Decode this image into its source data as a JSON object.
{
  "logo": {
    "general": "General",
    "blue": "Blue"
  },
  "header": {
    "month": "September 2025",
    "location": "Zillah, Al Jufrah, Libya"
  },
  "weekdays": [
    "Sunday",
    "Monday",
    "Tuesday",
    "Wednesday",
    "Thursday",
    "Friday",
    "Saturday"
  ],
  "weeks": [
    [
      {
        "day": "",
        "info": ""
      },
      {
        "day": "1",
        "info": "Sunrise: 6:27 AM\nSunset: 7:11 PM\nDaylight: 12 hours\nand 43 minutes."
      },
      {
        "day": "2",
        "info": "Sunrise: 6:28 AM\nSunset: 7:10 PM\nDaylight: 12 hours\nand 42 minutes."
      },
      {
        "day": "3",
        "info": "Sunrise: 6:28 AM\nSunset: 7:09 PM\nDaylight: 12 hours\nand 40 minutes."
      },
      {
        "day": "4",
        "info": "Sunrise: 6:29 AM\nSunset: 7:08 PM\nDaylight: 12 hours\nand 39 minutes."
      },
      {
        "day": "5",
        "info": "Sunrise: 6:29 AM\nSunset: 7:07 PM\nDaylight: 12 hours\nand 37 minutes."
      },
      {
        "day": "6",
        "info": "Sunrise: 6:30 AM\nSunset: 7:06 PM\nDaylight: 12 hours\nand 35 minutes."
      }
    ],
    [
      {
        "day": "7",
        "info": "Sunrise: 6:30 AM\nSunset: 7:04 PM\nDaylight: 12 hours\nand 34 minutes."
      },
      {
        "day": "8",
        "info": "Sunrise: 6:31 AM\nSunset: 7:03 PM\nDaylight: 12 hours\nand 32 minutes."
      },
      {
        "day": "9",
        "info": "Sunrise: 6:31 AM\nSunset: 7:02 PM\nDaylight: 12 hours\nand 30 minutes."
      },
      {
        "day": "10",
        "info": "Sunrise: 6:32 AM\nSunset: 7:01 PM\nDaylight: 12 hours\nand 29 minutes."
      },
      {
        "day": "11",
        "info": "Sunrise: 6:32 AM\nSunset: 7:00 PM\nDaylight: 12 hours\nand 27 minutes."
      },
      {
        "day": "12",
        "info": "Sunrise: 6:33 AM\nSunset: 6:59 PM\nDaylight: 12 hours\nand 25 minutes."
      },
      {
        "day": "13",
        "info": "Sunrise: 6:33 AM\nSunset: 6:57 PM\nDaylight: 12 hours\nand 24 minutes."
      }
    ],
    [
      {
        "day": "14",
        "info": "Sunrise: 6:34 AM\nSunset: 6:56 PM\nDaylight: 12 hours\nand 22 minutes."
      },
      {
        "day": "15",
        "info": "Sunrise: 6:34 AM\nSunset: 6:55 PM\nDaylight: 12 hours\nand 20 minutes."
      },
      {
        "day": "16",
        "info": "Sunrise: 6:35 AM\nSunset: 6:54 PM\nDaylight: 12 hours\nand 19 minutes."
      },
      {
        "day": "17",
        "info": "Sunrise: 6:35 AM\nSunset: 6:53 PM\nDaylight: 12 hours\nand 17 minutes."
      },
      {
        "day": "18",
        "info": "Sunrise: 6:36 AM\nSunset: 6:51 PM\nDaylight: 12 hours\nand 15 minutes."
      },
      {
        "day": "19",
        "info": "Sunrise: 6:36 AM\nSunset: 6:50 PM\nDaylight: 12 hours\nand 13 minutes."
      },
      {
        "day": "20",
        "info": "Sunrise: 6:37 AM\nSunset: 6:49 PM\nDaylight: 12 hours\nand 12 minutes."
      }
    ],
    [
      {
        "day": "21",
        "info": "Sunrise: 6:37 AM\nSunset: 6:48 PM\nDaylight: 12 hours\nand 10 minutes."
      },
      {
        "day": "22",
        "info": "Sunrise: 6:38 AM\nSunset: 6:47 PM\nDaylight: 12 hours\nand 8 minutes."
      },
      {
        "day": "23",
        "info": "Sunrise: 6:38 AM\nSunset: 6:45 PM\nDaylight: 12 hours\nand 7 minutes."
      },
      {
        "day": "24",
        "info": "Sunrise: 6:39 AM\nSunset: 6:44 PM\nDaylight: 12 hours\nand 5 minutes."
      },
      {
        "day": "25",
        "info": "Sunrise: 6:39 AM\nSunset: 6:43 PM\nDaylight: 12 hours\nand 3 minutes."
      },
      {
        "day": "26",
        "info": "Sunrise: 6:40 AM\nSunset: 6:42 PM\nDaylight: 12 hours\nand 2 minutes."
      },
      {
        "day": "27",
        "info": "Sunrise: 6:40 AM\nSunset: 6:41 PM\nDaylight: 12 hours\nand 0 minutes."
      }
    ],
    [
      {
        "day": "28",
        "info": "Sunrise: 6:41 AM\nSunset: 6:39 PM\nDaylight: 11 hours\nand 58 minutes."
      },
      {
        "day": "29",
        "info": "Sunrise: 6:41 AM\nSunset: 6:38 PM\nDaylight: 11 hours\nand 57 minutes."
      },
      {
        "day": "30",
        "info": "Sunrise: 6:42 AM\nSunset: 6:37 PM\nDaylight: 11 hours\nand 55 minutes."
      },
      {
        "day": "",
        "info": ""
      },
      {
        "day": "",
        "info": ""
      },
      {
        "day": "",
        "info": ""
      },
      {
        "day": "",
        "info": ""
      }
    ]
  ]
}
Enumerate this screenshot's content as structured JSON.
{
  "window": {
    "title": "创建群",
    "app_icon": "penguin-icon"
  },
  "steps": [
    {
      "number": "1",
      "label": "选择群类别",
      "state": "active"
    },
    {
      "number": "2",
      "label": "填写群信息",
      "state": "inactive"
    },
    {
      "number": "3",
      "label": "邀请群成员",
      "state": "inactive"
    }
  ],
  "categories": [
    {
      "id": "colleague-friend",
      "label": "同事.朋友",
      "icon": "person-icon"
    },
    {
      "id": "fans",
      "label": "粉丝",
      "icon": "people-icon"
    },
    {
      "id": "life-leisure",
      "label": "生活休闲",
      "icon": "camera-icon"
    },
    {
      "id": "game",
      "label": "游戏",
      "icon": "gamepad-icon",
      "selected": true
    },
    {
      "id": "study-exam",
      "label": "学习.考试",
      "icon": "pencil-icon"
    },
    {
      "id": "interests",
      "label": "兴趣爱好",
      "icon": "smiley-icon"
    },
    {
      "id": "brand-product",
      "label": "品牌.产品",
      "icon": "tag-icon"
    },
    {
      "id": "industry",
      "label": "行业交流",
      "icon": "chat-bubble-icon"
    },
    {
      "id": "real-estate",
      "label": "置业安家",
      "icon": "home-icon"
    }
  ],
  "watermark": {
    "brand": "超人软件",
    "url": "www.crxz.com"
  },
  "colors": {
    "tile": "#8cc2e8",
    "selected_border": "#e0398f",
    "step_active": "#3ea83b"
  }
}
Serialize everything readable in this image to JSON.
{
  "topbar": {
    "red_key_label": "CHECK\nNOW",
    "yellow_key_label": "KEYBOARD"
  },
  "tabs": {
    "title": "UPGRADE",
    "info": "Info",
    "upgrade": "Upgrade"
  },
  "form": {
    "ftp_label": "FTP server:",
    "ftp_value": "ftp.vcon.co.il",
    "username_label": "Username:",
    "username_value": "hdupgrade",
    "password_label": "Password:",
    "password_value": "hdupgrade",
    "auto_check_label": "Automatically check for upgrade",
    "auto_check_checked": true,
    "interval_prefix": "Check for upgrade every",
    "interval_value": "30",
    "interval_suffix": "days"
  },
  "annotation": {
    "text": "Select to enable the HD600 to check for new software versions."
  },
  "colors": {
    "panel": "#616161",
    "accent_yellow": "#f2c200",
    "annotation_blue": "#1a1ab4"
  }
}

** WHAT THE TASK REQUIRES **
Print every record exactly as it was given.

** WRITTEN SOLUTION **
Decode this image into its source data as a JSON object.
{
  "logo": {
    "general": "General",
    "blue": "Blue"
  },
  "header": {
    "month": "September 2025",
    "location": "Zillah, Al Jufrah, Libya"
  },
  "weekdays": [
    "Sunday",
    "Monday",
    "Tuesday",
    "Wednesday",
    "Thursday",
    "Friday",
    "Saturday"
  ],
  "weeks": [
    [
      {
        "day": "",
        "info": ""
      },
      {
        "day": "1",
        "info": "Sunrise: 6:27 AM\nSunset: 7:11 PM\nDaylight: 12 hours\nand 43 minutes."
      },
      {
        "day": "2",
        "info": "Sunrise: 6:28 AM\nSunset: 7:10 PM\nDaylight: 12 hours\nand 42 minutes."
      },
      {
        "day": "3",
        "info": "Sunrise: 6:28 AM\nSunset: 7:09 PM\nDaylight: 12 hours\nand 40 minutes."
      },
      {
        "day": "4",
        "info": "Sunrise: 6:29 AM\nSunset: 7:08 PM\nDaylight: 12 hours\nand 39 minutes."
      },
      {
        "day": "5",
        "info": "Sunrise: 6:29 AM\nSunset: 7:07 PM\nDaylight: 12 hours\nand 37 minutes."
      },
      {
        "day": "6",
        "info": "Sunrise: 6:30 AM\nSunset: 7:06 PM\nDaylight: 12 hours\nand 35 minutes."
      }
    ],
    [
      {
        "day": "7",
        "info": "Sunrise: 6:30 AM\nSunset: 7:04 PM\nDaylight: 12 hours\nand 34 minutes."
      },
      {
        "day": "8",
        "info": "Sunrise: 6:31 AM\nSunset: 7:03 PM\nDaylight: 12 hours\nand 32 minutes."
      },
      {
        "day": "9",
        "info": "Sunrise: 6:31 AM\nSunset: 7:02 PM\nDaylight: 12 hours\nand 30 minutes."
      },
      {
        "day": "10",
        "info": "Sunrise: 6:32 AM\nSunset: 7:01 PM\nDaylight: 12 hours\nand 29 minutes."
      },
      {
        "day": "11",
        "info": "Sunrise: 6:32 AM\nSunset: 7:00 PM\nDaylight: 12 hours\nand 27 minutes."
      },
      {
        "day": "12",
        "info": "Sunrise: 6:33 AM\nSunset: 6:59 PM\nDaylight: 12 hours\nand 25 minutes."
      },
      {
        "day": "13",
        "info": "Sunrise: 6:33 AM\nSunset: 6:57 PM\nDaylight: 12 hours\nand 24 minutes."
      }
    ],
    [
      {
        "day": "14",
        "info": "Sunrise: 6:34 AM\nSunset: 6:56 PM\nDaylight: 12 hours\nand 22 minutes."
      },
      {
        "day": "15",
        "info": "Sunrise: 6:34 AM\nSunset: 6:55 PM\nDaylight: 12 hours\nand 20 minutes."
      },
      {
        "day": "16",
        "info": "Sunrise: 6:35 AM\nSunset: 6:54 PM\nDaylight: 12 hours\nand 19 minutes."
      },
      {
        "day": "17",
        "info": "Sunrise: 6:35 AM\nSunset: 6:53 PM\nDaylight: 12 hours\nand 17 minutes."
      },
      {
        "day": "18",
        "info": "Sunrise: 6:36 AM\nSunset: 6:51 PM\nDaylight: 12 hours\nand 15 minutes."
      },
      {
        "day": "19",
        "info": "Sunrise: 6:36 AM\nSunset: 6:50 PM\nDaylight: 12 hours\nand 13 minutes."
      },
      {
        "day": "20",
        "info": "Sunrise: 6:37 AM\nSunset: 6:49 PM\nDaylight: 12 hours\nand 12 minutes."
      }
    ],
    [
      {
        "day": "21",
        "info": "Sunrise: 6:37 AM\nSunset: 6:48 PM\nDaylight: 12 hours\nand 10 minutes."
      },
      {
        "day": "22",
        "info": "Sunrise: 6:38 AM\nSunset: 6:47 PM\nDaylight: 12 hours\nand 8 minutes."
      },
      {
        "day": "23",
        "info": "Sunrise: 6:38 AM\nSunset: 6:45 PM\nDaylight: 12 hours\nand 7 minutes."
      },
      {
        "day": "24",
        "info": "Sunrise: 6:39 AM\nSunset: 6:44 PM\nDaylight: 12 hours\nand 5 minutes."
      },
      {
        "day": "25",
        "info": "Sunrise: 6:39 AM\nSunset: 6:43 PM\nDaylight: 12 hours\nand 3 minutes."
      },
      {
        "day": "26",
        "info": "Sunrise: 6:40 AM\nSunset: 6:42 PM\nDaylight: 12 hours\nand 2 minutes."
      },
      {
        "day": "27",
        "info": "Sunrise: 6:40 AM\nSunset: 6:41 PM\nDaylight: 12 hours\nand 0 minutes."
      }
    ],
    [
      {
        "day": "28",
        "info": "Sunrise: 6:41 AM\nSunset: 6:39 PM\nDaylight: 11 hours\nand 58 minutes."
      },
      {
        "day": "29",
        "info": "Sunrise: 6:41 AM\nSunset: 6:38 PM\nDaylight: 11 hours\nand 57 minutes."
      },
      {
        "day": "30",
        "info": "Sunrise: 6:42 AM\nSunset: 6:37 PM\nDaylight: 11 hours\nand 55 minutes."
      },
      {
        "day": "",
        "info": ""
      },
      {
        "day": "",
        "info": ""
      },
      {
        "day": "",
        "info": ""
      },
      {
        "day": "",
        "info": ""
      }
    ]
  ]
}
Enumerate this screenshot's content as structured JSON.
{
  "window": {
    "title": "创建群",
    "app_icon": "penguin-icon"
  },
  "steps": [
    {
      "number": "1",
      "label": "选择群类别",
      "state": "active"
    },
    {
      "number": "2",
      "label": "填写群信息",
      "state": "inactive"
    },
    {
      "number": "3",
      "label": "邀请群成员",
      "state": "inactive"
    }
  ],
  "categories": [
    {
      "id": "colleague-friend",
      "label": "同事.朋友",
      "icon": "person-icon"
    },
    {
      "id": "fans",
      "label": "粉丝",
      "icon": "people-icon"
    },
    {
      "id": "life-leisure",
      "label": "生活休闲",
      "icon": "camera-icon"
    },
    {
      "id": "game",
      "label": "游戏",
      "icon": "gamepad-icon",
      "selected": true
    },
    {
      "id": "study-exam",
      "label": "学习.考试",
      "icon": "pencil-icon"
    },
    {
      "id": "interests",
      "label": "兴趣爱好",
      "icon": "smiley-icon"
    },
    {
      "id": "brand-product",
      "label": "品牌.产品",
      "icon": "tag-icon"
    },
    {
      "id": "industry",
      "label": "行业交流",
      "icon": "chat-bubble-icon"
    },
    {
      "id": "real-estate",
      "label": "置业安家",
      "icon": "home-icon"
    }
  ],
  "watermark": {
    "brand": "超人软件",
    "url": "www.crxz.com"
  },
  "colors": {
    "tile": "#8cc2e8",
    "selected_border": "#e0398f",
    "step_active": "#3ea83b"
  }
}
Serialize everything readable in this image to JSON.
{
  "topbar": {
    "red_key_label": "CHECK\nNOW",
    "yellow_key_label": "KEYBOARD"
  },
  "tabs": {
    "title": "UPGRADE",
    "info": "Info",
    "upgrade": "Upgrade"
  },
  "form": {
    "ftp_label": "FTP server:",
    "ftp_value": "ftp.vcon.co.il",
    "username_label": "Username:",
    "username_value": "hdupgrade",
    "password_label": "Password:",
    "password_value": "hdupgrade",
    "auto_check_label": "Automatically check for upgrade",
    "auto_check_checked": true,
    "interval_prefix": "Check for upgrade every",
    "interval_value": "30",
    "interval_suffix": "days"
  },
  "annotation": {
    "text": "Select to enable the HD600 to check for new software versions."
  },
  "colors": {
    "panel": "#616161",
    "accent_yellow": "#f2c200",
    "annotation_blue": "#1a1ab4"
  }
}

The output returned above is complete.